* [Direction]: Pull every line that holds the word "title" from the entries.

━━━━━━━━━━━━━━━━━━━━

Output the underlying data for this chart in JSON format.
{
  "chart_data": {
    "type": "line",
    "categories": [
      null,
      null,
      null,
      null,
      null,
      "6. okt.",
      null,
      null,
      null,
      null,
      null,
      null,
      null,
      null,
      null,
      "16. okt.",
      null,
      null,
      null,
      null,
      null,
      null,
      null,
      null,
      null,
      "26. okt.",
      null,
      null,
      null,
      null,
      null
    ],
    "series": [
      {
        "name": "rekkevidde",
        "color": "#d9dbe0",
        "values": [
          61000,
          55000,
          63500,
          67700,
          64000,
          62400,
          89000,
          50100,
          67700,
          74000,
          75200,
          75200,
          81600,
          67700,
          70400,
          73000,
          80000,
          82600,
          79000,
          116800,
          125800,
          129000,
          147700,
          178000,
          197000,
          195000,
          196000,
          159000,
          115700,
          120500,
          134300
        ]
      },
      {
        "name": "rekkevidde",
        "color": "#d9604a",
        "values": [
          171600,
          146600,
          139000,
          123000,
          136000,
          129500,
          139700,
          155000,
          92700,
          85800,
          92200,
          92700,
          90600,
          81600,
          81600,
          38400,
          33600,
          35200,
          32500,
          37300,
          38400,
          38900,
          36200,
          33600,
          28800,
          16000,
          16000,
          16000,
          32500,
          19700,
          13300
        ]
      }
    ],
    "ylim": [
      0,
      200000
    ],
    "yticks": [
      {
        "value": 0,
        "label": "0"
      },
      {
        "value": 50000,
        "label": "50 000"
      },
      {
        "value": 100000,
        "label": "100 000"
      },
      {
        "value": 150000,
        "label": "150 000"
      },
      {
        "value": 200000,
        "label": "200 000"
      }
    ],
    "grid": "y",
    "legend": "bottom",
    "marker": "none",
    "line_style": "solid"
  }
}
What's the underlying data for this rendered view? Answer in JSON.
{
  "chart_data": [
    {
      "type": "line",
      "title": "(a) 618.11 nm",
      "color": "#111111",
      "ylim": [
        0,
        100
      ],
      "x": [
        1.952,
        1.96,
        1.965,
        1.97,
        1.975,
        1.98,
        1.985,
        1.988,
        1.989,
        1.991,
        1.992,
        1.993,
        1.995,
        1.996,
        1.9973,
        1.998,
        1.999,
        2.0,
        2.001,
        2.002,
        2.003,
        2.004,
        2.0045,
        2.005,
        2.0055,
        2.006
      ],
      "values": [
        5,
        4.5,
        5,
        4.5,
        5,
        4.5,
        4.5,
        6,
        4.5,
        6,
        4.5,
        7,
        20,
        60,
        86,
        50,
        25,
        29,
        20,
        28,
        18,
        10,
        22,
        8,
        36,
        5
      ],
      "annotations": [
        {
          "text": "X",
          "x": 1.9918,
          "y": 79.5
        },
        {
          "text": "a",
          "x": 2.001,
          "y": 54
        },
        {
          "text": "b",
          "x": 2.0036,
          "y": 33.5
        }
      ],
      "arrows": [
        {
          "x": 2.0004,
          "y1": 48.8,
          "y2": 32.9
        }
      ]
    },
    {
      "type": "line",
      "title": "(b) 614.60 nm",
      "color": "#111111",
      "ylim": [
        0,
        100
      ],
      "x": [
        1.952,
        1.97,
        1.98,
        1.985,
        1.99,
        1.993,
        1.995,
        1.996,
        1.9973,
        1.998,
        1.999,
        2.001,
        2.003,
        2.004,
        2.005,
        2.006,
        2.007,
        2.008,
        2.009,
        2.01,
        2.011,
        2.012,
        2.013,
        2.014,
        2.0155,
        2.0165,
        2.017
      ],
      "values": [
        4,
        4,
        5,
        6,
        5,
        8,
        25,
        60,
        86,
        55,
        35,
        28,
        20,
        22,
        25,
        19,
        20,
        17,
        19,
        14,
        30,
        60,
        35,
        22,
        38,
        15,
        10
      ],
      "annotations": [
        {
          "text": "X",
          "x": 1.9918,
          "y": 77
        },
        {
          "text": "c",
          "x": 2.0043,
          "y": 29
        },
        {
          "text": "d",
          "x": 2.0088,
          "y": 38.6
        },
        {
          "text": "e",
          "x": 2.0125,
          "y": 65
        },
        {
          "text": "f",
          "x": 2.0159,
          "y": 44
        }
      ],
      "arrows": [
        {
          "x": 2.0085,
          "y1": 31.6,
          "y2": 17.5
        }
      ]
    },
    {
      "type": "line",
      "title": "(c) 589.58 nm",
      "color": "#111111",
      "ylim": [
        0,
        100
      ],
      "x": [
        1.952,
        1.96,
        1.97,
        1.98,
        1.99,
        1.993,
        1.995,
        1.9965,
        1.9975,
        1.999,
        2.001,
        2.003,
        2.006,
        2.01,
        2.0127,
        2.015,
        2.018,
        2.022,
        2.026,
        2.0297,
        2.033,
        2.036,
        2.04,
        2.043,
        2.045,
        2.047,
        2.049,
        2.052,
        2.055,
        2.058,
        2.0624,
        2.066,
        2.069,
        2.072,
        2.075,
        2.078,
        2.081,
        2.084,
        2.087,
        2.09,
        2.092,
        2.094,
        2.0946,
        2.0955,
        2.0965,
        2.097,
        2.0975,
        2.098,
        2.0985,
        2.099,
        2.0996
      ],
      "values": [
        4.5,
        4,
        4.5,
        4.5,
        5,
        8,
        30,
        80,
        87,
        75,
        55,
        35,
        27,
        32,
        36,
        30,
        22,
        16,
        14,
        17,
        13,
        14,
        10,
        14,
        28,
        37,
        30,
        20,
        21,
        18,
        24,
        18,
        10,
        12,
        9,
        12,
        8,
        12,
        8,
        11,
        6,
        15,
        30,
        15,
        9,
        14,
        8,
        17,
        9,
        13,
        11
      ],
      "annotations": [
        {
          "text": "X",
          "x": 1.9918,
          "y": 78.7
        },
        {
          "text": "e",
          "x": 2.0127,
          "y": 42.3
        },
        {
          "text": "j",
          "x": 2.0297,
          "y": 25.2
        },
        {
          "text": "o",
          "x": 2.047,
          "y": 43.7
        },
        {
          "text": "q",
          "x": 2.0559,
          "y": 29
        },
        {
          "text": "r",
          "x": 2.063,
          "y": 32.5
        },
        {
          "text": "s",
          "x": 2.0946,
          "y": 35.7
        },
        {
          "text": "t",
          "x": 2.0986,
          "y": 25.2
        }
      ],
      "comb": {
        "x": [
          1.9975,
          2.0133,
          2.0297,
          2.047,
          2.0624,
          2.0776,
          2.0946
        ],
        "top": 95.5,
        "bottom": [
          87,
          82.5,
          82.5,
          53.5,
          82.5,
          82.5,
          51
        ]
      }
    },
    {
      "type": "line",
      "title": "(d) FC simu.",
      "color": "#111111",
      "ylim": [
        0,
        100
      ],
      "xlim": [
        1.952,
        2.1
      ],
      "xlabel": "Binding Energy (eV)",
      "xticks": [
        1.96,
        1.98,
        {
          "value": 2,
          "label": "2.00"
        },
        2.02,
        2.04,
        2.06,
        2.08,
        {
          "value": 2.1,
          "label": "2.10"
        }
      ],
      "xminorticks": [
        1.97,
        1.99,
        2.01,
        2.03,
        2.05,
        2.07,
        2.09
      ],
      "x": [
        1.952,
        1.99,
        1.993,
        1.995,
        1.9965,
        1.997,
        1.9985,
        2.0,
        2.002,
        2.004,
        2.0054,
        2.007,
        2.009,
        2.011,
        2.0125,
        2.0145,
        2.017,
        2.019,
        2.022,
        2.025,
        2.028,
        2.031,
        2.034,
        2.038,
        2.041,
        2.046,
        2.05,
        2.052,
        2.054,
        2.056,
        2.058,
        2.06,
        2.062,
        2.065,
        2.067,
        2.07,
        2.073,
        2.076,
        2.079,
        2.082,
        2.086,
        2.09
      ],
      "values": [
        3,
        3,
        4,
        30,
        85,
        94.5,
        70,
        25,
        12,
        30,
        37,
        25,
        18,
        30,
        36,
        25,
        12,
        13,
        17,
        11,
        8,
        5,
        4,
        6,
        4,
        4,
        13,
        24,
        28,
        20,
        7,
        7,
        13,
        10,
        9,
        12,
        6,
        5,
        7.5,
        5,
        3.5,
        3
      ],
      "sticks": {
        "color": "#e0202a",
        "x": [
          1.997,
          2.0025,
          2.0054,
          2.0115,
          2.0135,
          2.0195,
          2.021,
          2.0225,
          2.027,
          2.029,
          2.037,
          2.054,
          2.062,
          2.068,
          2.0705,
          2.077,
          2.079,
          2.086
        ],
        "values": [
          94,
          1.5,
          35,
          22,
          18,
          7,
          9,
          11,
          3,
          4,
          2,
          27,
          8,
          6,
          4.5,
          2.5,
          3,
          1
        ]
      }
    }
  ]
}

━━━━━━━━━━━━━━━━━━━━

* [Answer to the problem]:
      "title": "(a) 618.11 nm",
      "title": "(b) 614.60 nm",
      "title": "(c) 589.58 nm",
      "title": "(d) FC simu.",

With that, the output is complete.